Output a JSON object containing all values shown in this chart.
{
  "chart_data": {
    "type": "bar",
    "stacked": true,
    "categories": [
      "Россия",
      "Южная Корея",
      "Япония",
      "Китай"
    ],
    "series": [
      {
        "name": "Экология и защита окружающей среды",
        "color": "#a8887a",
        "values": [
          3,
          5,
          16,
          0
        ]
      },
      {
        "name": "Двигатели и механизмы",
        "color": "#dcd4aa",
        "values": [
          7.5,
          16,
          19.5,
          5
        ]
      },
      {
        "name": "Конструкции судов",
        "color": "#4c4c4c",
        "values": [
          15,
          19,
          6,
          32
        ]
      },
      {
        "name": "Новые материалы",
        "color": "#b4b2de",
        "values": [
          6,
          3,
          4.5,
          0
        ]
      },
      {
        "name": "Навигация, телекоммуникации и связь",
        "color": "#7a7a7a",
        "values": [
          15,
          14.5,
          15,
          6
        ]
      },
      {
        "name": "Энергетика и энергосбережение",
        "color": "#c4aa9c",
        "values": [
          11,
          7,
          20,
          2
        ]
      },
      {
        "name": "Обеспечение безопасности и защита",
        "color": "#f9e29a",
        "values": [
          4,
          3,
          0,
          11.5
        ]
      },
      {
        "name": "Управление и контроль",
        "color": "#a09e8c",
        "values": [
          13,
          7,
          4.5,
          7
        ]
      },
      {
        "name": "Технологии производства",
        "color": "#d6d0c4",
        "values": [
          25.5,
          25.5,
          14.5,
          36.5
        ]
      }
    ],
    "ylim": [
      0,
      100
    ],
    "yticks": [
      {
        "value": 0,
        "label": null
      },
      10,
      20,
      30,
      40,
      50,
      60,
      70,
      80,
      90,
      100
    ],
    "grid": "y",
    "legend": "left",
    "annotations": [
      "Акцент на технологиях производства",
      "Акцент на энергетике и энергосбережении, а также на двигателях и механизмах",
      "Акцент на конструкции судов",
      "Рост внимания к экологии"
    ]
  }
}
--- --- ---
**INSTRUCTION:** List every line above that holds the word "производства".

**SOLUTION:**
        "name": "Технологии производства",
      "Акцент на технологиях производства",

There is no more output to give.